EXERCISE OBJECTIVE: Show every line where "home" occurs.

►

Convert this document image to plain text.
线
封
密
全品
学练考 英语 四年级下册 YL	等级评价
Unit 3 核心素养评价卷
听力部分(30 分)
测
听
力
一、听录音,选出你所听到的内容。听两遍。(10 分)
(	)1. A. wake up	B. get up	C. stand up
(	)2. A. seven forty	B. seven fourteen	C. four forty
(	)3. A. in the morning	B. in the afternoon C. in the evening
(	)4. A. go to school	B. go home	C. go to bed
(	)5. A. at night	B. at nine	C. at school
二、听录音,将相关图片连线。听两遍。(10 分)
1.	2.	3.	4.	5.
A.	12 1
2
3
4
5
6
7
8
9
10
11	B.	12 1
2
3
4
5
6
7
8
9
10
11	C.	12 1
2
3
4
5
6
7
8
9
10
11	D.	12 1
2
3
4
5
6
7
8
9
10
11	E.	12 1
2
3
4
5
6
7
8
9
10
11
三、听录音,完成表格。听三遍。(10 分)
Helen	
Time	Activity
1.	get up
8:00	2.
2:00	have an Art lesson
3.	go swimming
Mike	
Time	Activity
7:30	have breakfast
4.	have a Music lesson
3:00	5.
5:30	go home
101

◄

THE REPLY:
(	)4. A. go to school	B. go home	C. go to bed
5:30	go home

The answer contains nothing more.